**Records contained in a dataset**
::::

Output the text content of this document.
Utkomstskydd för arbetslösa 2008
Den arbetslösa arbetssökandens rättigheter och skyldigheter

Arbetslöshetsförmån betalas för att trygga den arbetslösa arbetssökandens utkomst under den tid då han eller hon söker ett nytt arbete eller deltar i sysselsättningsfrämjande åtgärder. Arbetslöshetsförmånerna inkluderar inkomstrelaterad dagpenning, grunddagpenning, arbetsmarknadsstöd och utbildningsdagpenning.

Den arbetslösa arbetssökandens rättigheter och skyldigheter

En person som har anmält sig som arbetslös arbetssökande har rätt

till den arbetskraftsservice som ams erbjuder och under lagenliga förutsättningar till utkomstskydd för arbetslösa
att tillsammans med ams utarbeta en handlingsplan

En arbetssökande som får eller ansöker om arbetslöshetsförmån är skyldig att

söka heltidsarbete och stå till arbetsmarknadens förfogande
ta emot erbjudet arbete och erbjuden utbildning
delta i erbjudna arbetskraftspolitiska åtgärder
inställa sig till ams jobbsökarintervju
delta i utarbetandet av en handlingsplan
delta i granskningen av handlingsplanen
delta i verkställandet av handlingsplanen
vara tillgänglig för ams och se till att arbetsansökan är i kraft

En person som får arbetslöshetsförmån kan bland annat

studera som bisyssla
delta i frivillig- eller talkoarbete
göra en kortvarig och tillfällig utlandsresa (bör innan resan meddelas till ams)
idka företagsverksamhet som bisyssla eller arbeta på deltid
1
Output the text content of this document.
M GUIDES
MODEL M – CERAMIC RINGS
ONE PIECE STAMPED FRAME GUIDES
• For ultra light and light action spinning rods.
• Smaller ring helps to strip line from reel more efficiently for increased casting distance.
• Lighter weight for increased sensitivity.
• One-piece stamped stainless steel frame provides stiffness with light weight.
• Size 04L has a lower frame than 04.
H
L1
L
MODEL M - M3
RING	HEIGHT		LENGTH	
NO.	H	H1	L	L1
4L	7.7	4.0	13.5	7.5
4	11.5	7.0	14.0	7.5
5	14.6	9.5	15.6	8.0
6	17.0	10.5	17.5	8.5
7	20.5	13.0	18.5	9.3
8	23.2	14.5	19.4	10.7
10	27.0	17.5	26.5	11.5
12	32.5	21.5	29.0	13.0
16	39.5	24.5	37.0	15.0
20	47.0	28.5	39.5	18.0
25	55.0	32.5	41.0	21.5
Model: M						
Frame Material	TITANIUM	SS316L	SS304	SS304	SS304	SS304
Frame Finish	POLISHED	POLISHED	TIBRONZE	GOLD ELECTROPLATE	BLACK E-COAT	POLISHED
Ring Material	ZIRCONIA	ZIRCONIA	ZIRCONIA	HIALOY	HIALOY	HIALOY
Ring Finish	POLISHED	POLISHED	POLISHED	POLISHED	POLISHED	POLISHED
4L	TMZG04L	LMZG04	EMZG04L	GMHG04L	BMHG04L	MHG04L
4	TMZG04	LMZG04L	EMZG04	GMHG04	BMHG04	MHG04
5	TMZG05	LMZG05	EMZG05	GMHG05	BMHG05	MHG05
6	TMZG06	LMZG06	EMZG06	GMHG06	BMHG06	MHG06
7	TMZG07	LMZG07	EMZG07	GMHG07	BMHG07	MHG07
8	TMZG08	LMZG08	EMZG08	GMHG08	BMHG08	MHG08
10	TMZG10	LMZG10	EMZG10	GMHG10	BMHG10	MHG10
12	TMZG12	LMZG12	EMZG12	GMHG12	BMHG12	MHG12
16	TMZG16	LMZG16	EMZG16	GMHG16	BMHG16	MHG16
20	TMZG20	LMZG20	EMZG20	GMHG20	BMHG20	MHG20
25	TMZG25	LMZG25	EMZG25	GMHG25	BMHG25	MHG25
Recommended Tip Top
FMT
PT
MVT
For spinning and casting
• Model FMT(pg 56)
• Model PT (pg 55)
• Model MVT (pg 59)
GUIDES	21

::::

Across the entries, how many lines contain "casting"? Reply with the number only.

2